■ Written request ■
Give the data a second time, exactly and in full.

[Dataset entries on figures]
##############################
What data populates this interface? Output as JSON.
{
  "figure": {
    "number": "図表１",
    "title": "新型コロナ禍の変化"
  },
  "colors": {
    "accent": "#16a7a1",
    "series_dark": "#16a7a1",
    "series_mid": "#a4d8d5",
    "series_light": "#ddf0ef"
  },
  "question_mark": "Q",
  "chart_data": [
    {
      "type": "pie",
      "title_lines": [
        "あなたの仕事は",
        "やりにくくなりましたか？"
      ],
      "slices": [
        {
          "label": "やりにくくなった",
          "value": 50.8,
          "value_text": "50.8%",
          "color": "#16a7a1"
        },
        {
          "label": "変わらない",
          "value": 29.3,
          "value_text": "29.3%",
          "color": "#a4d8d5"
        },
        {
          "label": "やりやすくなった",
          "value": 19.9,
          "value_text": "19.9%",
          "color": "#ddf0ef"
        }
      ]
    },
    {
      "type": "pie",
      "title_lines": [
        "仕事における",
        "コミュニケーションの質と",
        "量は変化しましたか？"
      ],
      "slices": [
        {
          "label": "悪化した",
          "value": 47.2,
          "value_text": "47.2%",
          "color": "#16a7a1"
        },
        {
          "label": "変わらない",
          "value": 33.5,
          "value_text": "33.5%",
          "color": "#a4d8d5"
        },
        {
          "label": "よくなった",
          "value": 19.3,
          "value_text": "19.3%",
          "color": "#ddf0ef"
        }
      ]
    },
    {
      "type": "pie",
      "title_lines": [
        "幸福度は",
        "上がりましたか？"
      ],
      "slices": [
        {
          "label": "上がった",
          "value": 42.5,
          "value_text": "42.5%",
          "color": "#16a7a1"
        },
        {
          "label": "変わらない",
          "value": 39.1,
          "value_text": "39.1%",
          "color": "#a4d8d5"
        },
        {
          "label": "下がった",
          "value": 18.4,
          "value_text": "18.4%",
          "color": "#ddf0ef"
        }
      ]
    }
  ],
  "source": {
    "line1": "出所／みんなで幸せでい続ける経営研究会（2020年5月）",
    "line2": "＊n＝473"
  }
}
##############################
■ Response to the exercise ■
What data populates this interface? Output as JSON.
{
  "figure": {
    "number": "図表１",
    "title": "新型コロナ禍の変化"
  },
  "colors": {
    "accent": "#16a7a1",
    "series_dark": "#16a7a1",
    "series_mid": "#a4d8d5",
    "series_light": "#ddf0ef"
  },
  "question_mark": "Q",
  "chart_data": [
    {
      "type": "pie",
      "title_lines": [
        "あなたの仕事は",
        "やりにくくなりましたか？"
      ],
      "slices": [
        {
          "label": "やりにくくなった",
          "value": 50.8,
          "value_text": "50.8%",
          "color": "#16a7a1"
        },
        {
          "label": "変わらない",
          "value": 29.3,
          "value_text": "29.3%",
          "color": "#a4d8d5"
        },
        {
          "label": "やりやすくなった",
          "value": 19.9,
          "value_text": "19.9%",
          "color": "#ddf0ef"
        }
      ]
    },
    {
      "type": "pie",
      "title_lines": [
        "仕事における",
        "コミュニケーションの質と",
        "量は変化しましたか？"
      ],
      "slices": [
        {
          "label": "悪化した",
          "value": 47.2,
          "value_text": "47.2%",
          "color": "#16a7a1"
        },
        {
          "label": "変わらない",
          "value": 33.5,
          "value_text": "33.5%",
          "color": "#a4d8d5"
        },
        {
          "label": "よくなった",
          "value": 19.3,
          "value_text": "19.3%",
          "color": "#ddf0ef"
        }
      ]
    },
    {
      "type": "pie",
      "title_lines": [
        "幸福度は",
        "上がりましたか？"
      ],
      "slices": [
        {
          "label": "上がった",
          "value": 42.5,
          "value_text": "42.5%",
          "color": "#16a7a1"
        },
        {
          "label": "変わらない",
          "value": 39.1,
          "value_text": "39.1%",
          "color": "#a4d8d5"
        },
        {
          "label": "下がった",
          "value": 18.4,
          "value_text": "18.4%",
          "color": "#ddf0ef"
        }
      ]
    }
  ],
  "source": {
    "line1": "出所／みんなで幸せでい続ける経営研究会（2020年5月）",
    "line2": "＊n＝473"
  }
}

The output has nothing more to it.